INSTRUCTION
Put every line of the material below into a numbered list, leaving out any blank lines.

#### EXERCISE MATERIAL

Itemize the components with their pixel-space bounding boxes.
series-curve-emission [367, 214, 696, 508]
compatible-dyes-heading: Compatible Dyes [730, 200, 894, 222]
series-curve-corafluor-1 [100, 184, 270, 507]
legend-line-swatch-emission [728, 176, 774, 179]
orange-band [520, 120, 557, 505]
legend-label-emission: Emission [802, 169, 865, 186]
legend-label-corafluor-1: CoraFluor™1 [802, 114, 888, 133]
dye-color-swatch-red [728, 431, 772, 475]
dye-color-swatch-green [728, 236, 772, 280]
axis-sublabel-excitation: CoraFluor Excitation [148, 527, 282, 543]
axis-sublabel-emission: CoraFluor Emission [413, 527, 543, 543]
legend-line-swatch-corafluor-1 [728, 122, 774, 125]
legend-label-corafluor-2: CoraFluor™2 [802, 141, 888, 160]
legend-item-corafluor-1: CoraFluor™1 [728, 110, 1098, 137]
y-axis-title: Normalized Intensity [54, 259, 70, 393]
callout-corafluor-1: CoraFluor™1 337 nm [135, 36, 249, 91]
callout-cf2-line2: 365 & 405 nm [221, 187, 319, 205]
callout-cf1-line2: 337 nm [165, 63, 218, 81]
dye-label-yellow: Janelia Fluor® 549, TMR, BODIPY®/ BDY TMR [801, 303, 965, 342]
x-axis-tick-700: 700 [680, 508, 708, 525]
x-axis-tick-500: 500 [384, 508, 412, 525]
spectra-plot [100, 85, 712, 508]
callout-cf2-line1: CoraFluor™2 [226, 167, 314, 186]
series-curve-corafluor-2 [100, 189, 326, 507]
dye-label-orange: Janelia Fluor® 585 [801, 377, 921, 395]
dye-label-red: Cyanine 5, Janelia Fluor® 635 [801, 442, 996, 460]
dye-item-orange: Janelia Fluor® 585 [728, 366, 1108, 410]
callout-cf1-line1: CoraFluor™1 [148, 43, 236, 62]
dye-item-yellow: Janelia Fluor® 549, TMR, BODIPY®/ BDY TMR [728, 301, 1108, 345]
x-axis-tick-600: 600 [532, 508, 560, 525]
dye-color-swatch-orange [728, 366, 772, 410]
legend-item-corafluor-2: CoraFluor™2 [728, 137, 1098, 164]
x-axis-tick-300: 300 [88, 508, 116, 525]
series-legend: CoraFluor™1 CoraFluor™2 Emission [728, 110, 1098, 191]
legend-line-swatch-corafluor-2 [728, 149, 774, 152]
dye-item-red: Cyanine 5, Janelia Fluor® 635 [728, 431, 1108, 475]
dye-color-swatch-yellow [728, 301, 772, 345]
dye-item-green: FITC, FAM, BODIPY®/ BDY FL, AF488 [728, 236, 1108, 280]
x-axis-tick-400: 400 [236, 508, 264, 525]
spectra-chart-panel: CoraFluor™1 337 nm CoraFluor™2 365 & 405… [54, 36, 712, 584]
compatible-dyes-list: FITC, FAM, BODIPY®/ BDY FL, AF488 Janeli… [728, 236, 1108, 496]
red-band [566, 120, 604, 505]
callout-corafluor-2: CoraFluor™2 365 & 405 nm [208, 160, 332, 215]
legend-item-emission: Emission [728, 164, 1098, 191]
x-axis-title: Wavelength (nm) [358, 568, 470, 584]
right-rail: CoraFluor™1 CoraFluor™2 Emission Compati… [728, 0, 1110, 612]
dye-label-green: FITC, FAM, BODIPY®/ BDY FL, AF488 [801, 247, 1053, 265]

########

REPLY TO THE TASK
1. Itemize the components with their pixel-space bounding boxes.
2. series-curve-emission [367, 214, 696, 508]
3. compatible-dyes-heading: Compatible Dyes [730, 200, 894, 222]
4. series-curve-corafluor-1 [100, 184, 270, 507]
5. legend-line-swatch-emission [728, 176, 774, 179]
6. orange-band [520, 120, 557, 505]
7. legend-label-emission: Emission [802, 169, 865, 186]
8. legend-label-corafluor-1: CoraFluor™1 [802, 114, 888, 133]
9. dye-color-swatch-red [728, 431, 772, 475]
10. dye-color-swatch-green [728, 236, 772, 280]
11. axis-sublabel-excitation: CoraFluor Excitation [148, 527, 282, 543]
12. axis-sublabel-emission: CoraFluor Emission [413, 527, 543, 543]
13. legend-line-swatch-corafluor-1 [728, 122, 774, 125]
14. legend-label-corafluor-2: CoraFluor™2 [802, 141, 888, 160]
15. legend-item-corafluor-1: CoraFluor™1 [728, 110, 1098, 137]
16. y-axis-title: Normalized Intensity [54, 259, 70, 393]
17. callout-corafluor-1: CoraFluor™1 337 nm [135, 36, 249, 91]
18. callout-cf2-line2: 365 & 405 nm [221, 187, 319, 205]
19. callout-cf1-line2: 337 nm [165, 63, 218, 81]
20. dye-label-yellow: Janelia Fluor® 549, TMR, BODIPY®/ BDY TMR [801, 303, 965, 342]
21. x-axis-tick-700: 700 [680, 508, 708, 525]
22. x-axis-tick-500: 500 [384, 508, 412, 525]
23. spectra-plot [100, 85, 712, 508]
24. callout-cf2-line1: CoraFluor™2 [226, 167, 314, 186]
25. series-curve-corafluor-2 [100, 189, 326, 507]
26. dye-label-orange: Janelia Fluor® 585 [801, 377, 921, 395]
27. dye-label-red: Cyanine 5, Janelia Fluor® 635 [801, 442, 996, 460]
28. dye-item-orange: Janelia Fluor® 585 [728, 366, 1108, 410]
29. callout-cf1-line1: CoraFluor™1 [148, 43, 236, 62]
30. dye-item-yellow: Janelia Fluor® 549, TMR, BODIPY®/ BDY TMR [728, 301, 1108, 345]
31. x-axis-tick-600: 600 [532, 508, 560, 525]
32. dye-color-swatch-orange [728, 366, 772, 410]
33. legend-item-corafluor-2: CoraFluor™2 [728, 137, 1098, 164]
34. x-axis-tick-300: 300 [88, 508, 116, 525]
35. series-legend: CoraFluor™1 CoraFluor™2 Emission [728, 110, 1098, 191]
36. legend-line-swatch-corafluor-2 [728, 149, 774, 152]
37. dye-item-red: Cyanine 5, Janelia Fluor® 635 [728, 431, 1108, 475]
38. dye-color-swatch-yellow [728, 301, 772, 345]
39. dye-item-green: FITC, FAM, BODIPY®/ BDY FL, AF488 [728, 236, 1108, 280]
40. x-axis-tick-400: 400 [236, 508, 264, 525]
41. spectra-chart-panel: CoraFluor™1 337 nm CoraFluor™2 365 & 405… [54, 36, 712, 584]
42. compatible-dyes-list: FITC, FAM, BODIPY®/ BDY FL, AF488 Janeli… [728, 236, 1108, 496]
43. red-band [566, 120, 604, 505]
44. callout-corafluor-2: CoraFluor™2 365 & 405 nm [208, 160, 332, 215]
45. legend-item-emission: Emission [728, 164, 1098, 191]
46. x-axis-title: Wavelength (nm) [358, 568, 470, 584]
47. right-rail: CoraFluor™1 CoraFluor™2 Emission Compati… [728, 0, 1110, 612]
48. dye-label-green: FITC, FAM, BODIPY®/ BDY FL, AF488 [801, 247, 1053, 265]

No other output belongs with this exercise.